**Given task:** Which lines below contain the string "number"? Extract each of them in full. Case counts.

--------

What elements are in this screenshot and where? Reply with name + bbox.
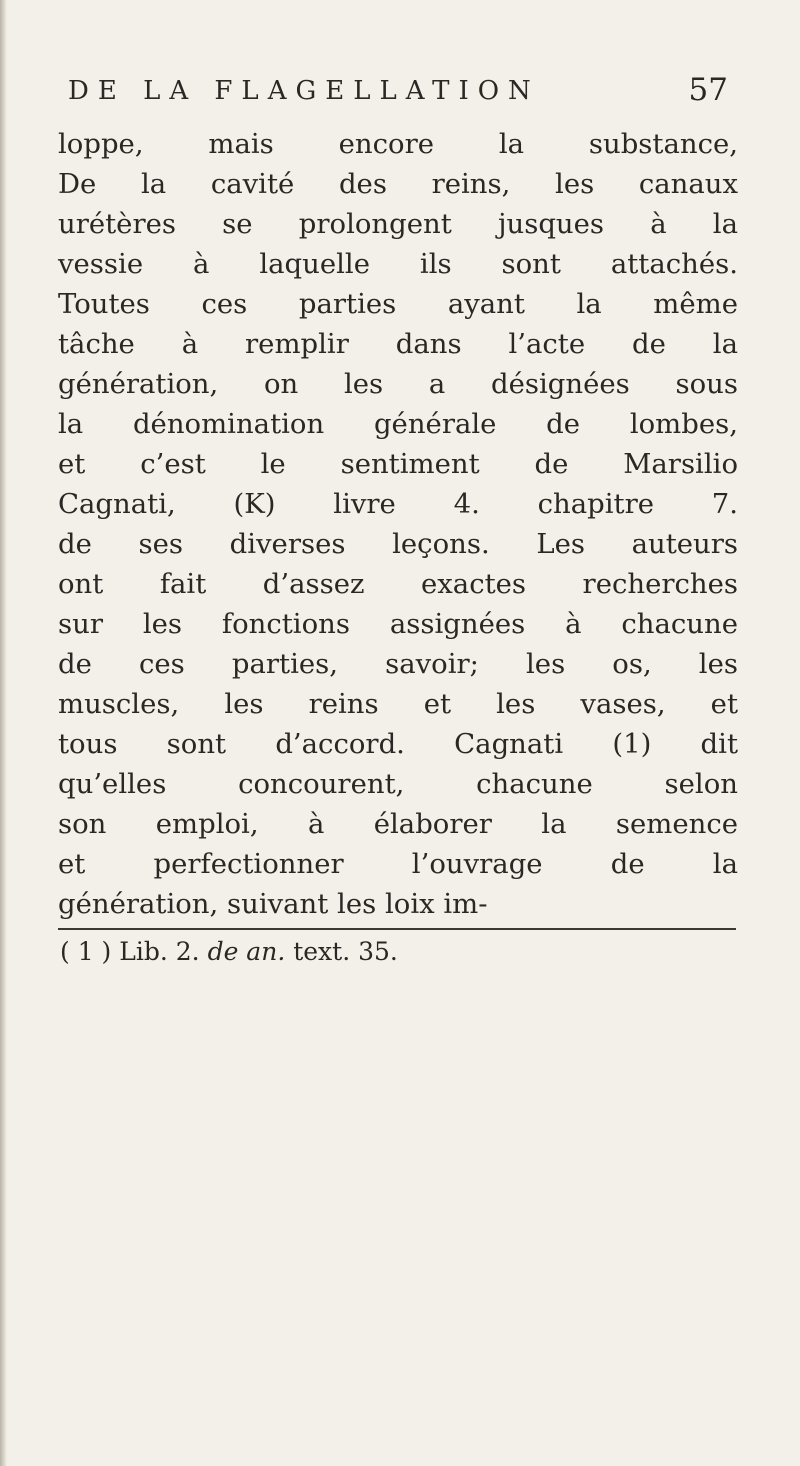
text-line: génération, on les a désignées sous <box>58 368 738 400</box>
text-line: muscles, les reins et les vases, et <box>58 688 738 720</box>
footnote-italic: de an. <box>207 937 286 966</box>
footnote <box>60 934 660 970</box>
text-line: la dénomination générale de lombes, <box>58 408 738 440</box>
footnote-rest: text. 35. <box>293 937 398 966</box>
text-line: vessie à laquelle ils sont attachés. <box>58 248 738 280</box>
text-line: et perfectionner l’ouvrage de la <box>58 848 738 880</box>
text-line: qu’elles concourent, chacune selon <box>58 768 738 800</box>
text-line: ont fait d’assez exactes recherches <box>58 568 738 600</box>
text-line: de ses diverses leçons. Les auteurs <box>58 528 738 560</box>
running-head <box>68 70 728 116</box>
text-line: sur les fonctions assignées à chacune <box>58 608 738 640</box>
running-title: DE LA FLAGELLATION <box>68 76 540 106</box>
text-line: loppe, mais encore la substance, <box>58 128 738 160</box>
text-line: Cagnati, (K) livre 4. chapitre 7. <box>58 488 738 520</box>
footnote-marker: ( 1 ) Lib. 2. <box>60 937 200 966</box>
footnote-rule <box>58 928 736 930</box>
text-line: Toutes ces parties ayant la même <box>58 288 738 320</box>
text-line: tâche à remplir dans l’acte de la <box>58 328 738 360</box>
text-line: son emploi, à élaborer la semence <box>58 808 738 840</box>
text-line: urétères se prolongent jusques à la <box>58 208 738 240</box>
binding-edge <box>0 0 7 1466</box>
text-line: tous sont d’accord. Cagnati (1) dit <box>58 728 738 760</box>
text-line: génération, suivant les loix im- <box>58 888 488 920</box>
text-line: et c’est le sentiment de Marsilio <box>58 448 738 480</box>
text-line: De la cavité des reins, les canaux <box>58 168 738 200</box>
text-line: de ces parties, savoir; les os, les <box>58 648 738 680</box>
page-number: 57 <box>688 72 728 108</box>
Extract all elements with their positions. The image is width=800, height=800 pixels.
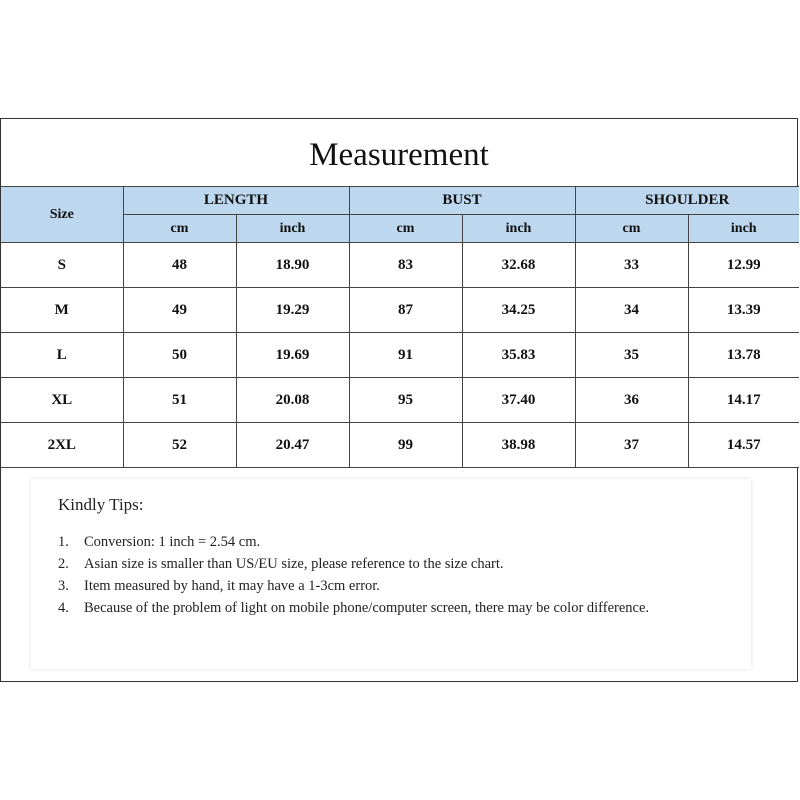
- table-cell: 12.99: [688, 243, 799, 288]
- table-row: [1, 333, 799, 378]
- table-cell: 19.29: [236, 288, 349, 333]
- size-cell: 2XL: [1, 423, 123, 468]
- table-cell: 19.69: [236, 333, 349, 378]
- table-cell: 49: [123, 288, 236, 333]
- table-row: [1, 243, 799, 288]
- table-cell: 35.83: [462, 333, 575, 378]
- tip-text: Asian size is smaller than US/EU size, please reference to the size chart.: [84, 556, 504, 572]
- table-row: [1, 378, 799, 423]
- table-cell: 14.57: [688, 423, 799, 468]
- table-cell: 36: [575, 378, 688, 423]
- table-cell: 37.40: [462, 378, 575, 423]
- size-cell: M: [1, 288, 123, 333]
- table-cell: 34: [575, 288, 688, 333]
- table-cell: 13.78: [688, 333, 799, 378]
- tip-text: Conversion: 1 inch = 2.54 cm.: [84, 534, 261, 550]
- size-cell: S: [1, 243, 123, 288]
- tip-item: [58, 531, 678, 553]
- table-cell: 48: [123, 243, 236, 288]
- table-cell: 38.98: [462, 423, 575, 468]
- shoulder-group-header: SHOULDER: [575, 187, 799, 215]
- tips-box: [31, 479, 751, 669]
- tip-number: 1.: [58, 534, 69, 550]
- tip-text: Because of the problem of light on mobile phone/computer screen, there may be color difference.: [84, 600, 650, 616]
- tip-item: [58, 575, 678, 597]
- table-cell: 35: [575, 333, 688, 378]
- unit-header: inch: [236, 215, 349, 243]
- measurement-chart: [0, 118, 798, 682]
- unit-header: inch: [462, 215, 575, 243]
- table-cell: 83: [349, 243, 462, 288]
- table-cell: 99: [349, 423, 462, 468]
- table-row: [1, 288, 799, 333]
- tip-number: 4.: [58, 600, 69, 616]
- tip-text: Item measured by hand, it may have a 1-3cm error.: [84, 578, 380, 594]
- tip-item: [58, 597, 678, 619]
- length-group-header: LENGTH: [123, 187, 349, 215]
- table-cell: 20.47: [236, 423, 349, 468]
- unit-header: cm: [123, 215, 236, 243]
- table-cell: 37: [575, 423, 688, 468]
- unit-header: cm: [349, 215, 462, 243]
- table-cell: 52: [123, 423, 236, 468]
- table-cell: 33: [575, 243, 688, 288]
- table-cell: 32.68: [462, 243, 575, 288]
- tip-number: 3.: [58, 578, 69, 594]
- chart-title: Measurement: [309, 137, 489, 173]
- table-cell: 14.17: [688, 378, 799, 423]
- size-column-header: Size: [1, 187, 123, 243]
- tips-title: Kindly Tips:: [58, 495, 144, 514]
- bust-group-header: BUST: [349, 187, 575, 215]
- tip-item: [58, 553, 678, 575]
- unit-header: inch: [688, 215, 799, 243]
- unit-header: cm: [575, 215, 688, 243]
- table-cell: 51: [123, 378, 236, 423]
- table-cell: 91: [349, 333, 462, 378]
- size-cell: L: [1, 333, 123, 378]
- table-cell: 50: [123, 333, 236, 378]
- table-cell: 87: [349, 288, 462, 333]
- table-cell: 95: [349, 378, 462, 423]
- table-cell: 34.25: [462, 288, 575, 333]
- table-row: [1, 423, 799, 468]
- table-cell: 13.39: [688, 288, 799, 333]
- tips-list: [58, 531, 678, 619]
- table-cell: 20.08: [236, 378, 349, 423]
- size-cell: XL: [1, 378, 123, 423]
- table-cell: 18.90: [236, 243, 349, 288]
- size-table: [1, 186, 799, 468]
- tip-number: 2.: [58, 556, 69, 572]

--------

**Reply:**
page-number: 57 <box>688 72 728 108</box>
- tip-number: 1.: [58, 534, 69, 550]
- tip-number: 4.: [58, 600, 69, 616]
- tip-number: 3.: [58, 578, 69, 594]
- tip-number: 2.: [58, 556, 69, 572]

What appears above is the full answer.